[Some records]
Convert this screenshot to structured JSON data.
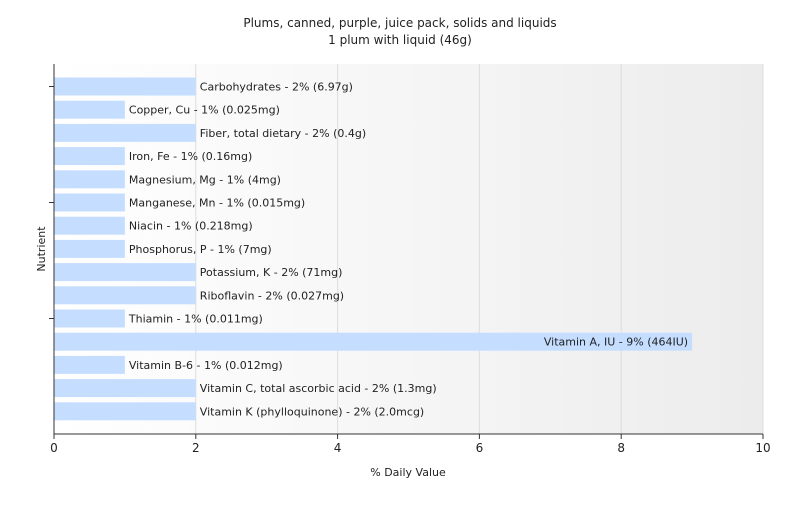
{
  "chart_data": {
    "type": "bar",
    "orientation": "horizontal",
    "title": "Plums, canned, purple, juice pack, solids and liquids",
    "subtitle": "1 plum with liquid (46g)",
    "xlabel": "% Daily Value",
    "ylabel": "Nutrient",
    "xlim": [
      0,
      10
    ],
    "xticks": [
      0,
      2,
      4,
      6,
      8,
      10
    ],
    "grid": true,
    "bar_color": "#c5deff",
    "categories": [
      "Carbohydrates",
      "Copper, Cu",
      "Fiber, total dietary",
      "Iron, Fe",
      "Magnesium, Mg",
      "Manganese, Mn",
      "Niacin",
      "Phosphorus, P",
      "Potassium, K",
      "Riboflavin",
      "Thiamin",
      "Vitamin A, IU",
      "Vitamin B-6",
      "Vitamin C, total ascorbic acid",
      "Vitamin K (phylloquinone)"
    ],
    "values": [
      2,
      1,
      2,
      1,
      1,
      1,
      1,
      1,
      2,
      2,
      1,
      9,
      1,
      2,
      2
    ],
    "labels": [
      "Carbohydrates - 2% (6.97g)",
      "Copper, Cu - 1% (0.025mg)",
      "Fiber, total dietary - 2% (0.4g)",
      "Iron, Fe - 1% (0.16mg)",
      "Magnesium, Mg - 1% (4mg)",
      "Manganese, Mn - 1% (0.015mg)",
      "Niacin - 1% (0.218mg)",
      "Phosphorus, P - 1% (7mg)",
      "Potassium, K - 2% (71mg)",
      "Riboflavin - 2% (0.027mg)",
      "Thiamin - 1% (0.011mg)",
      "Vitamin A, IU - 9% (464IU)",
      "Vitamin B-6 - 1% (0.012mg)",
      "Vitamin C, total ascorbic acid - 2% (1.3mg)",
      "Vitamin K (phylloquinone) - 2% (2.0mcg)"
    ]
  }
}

SHORT TASK: All the lines above are to be reproduced exactly, except the pictures.

CORRECT RESULT:
Convert this screenshot to structured JSON data.
{
  "chart_data": {
    "type": "bar",
    "orientation": "horizontal",
    "title": "Plums, canned, purple, juice pack, solids and liquids",
    "subtitle": "1 plum with liquid (46g)",
    "xlabel": "% Daily Value",
    "ylabel": "Nutrient",
    "xlim": [
      0,
      10
    ],
    "xticks": [
      0,
      2,
      4,
      6,
      8,
      10
    ],
    "grid": true,
    "bar_color": "#c5deff",
    "categories": [
      "Carbohydrates",
      "Copper, Cu",
      "Fiber, total dietary",
      "Iron, Fe",
      "Magnesium, Mg",
      "Manganese, Mn",
      "Niacin",
      "Phosphorus, P",
      "Potassium, K",
      "Riboflavin",
      "Thiamin",
      "Vitamin A, IU",
      "Vitamin B-6",
      "Vitamin C, total ascorbic acid",
      "Vitamin K (phylloquinone)"
    ],
    "values": [
      2,
      1,
      2,
      1,
      1,
      1,
      1,
      1,
      2,
      2,
      1,
      9,
      1,
      2,
      2
    ],
    "labels": [
      "Carbohydrates - 2% (6.97g)",
      "Copper, Cu - 1% (0.025mg)",
      "Fiber, total dietary - 2% (0.4g)",
      "Iron, Fe - 1% (0.16mg)",
      "Magnesium, Mg - 1% (4mg)",
      "Manganese, Mn - 1% (0.015mg)",
      "Niacin - 1% (0.218mg)",
      "Phosphorus, P - 1% (7mg)",
      "Potassium, K - 2% (71mg)",
      "Riboflavin - 2% (0.027mg)",
      "Thiamin - 1% (0.011mg)",
      "Vitamin A, IU - 9% (464IU)",
      "Vitamin B-6 - 1% (0.012mg)",
      "Vitamin C, total ascorbic acid - 2% (1.3mg)",
      "Vitamin K (phylloquinone) - 2% (2.0mcg)"
    ]
  }
}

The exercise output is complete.